Reproduce each line of the records below verbatim, omitting the pictures.

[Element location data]

▬▬▬▬▬▬

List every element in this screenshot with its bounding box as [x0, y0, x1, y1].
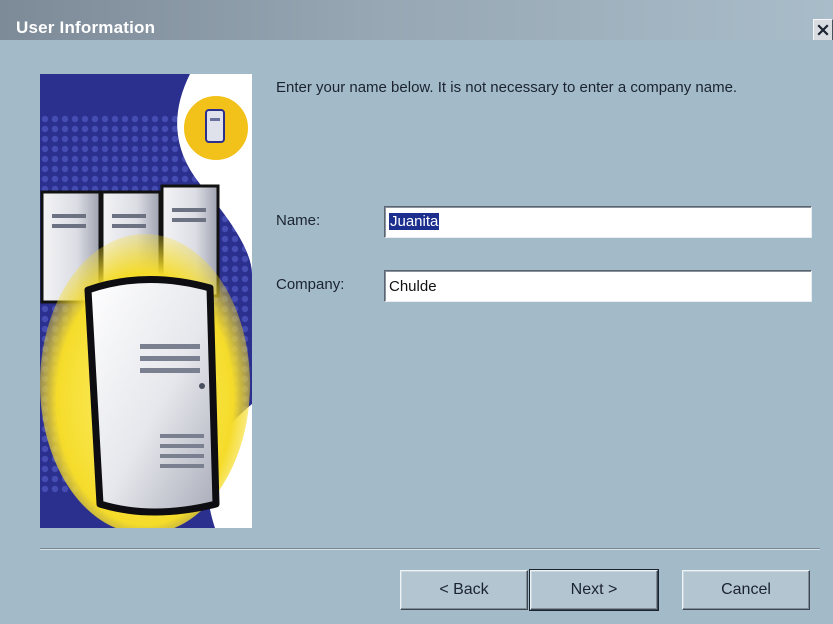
title-bar: User Information	[0, 0, 833, 41]
name-value: Juanita	[389, 213, 440, 230]
close-button[interactable]	[813, 19, 833, 41]
button-divider	[40, 548, 820, 550]
close-icon	[817, 24, 829, 36]
server-illustration	[40, 74, 252, 528]
company-field[interactable]	[384, 270, 812, 302]
intro-text: Enter your name below. It is not necessa…	[276, 79, 738, 96]
company-label: Company:	[276, 276, 345, 293]
name-field[interactable]: Juanita	[384, 206, 812, 238]
cancel-button[interactable]: Cancel	[682, 570, 810, 610]
next-button[interactable]: Next >	[529, 569, 659, 611]
window-title: User Information	[16, 18, 156, 37]
back-button[interactable]: < Back	[400, 570, 528, 610]
name-label: Name:	[276, 212, 321, 229]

▬▬▬▬▬▬

Answer to the task:
List every element in this screenshot with its bounding box as [x0, y0, x1, y1].
title-bar: User Information	[0, 0, 833, 41]
name-value: Juanita	[389, 213, 440, 230]
close-button[interactable]	[813, 19, 833, 41]
button-divider	[40, 548, 820, 550]
close-icon	[817, 24, 829, 36]
server-illustration	[40, 74, 252, 528]
company-field[interactable]	[384, 270, 812, 302]
intro-text: Enter your name below. It is not necessa…	[276, 79, 738, 96]
company-label: Company:	[276, 276, 345, 293]
name-field[interactable]: Juanita	[384, 206, 812, 238]
cancel-button[interactable]: Cancel	[682, 570, 810, 610]
next-button[interactable]: Next >	[529, 569, 659, 611]
window-title: User Information	[16, 18, 156, 37]
back-button[interactable]: < Back	[400, 570, 528, 610]
name-label: Name:	[276, 212, 321, 229]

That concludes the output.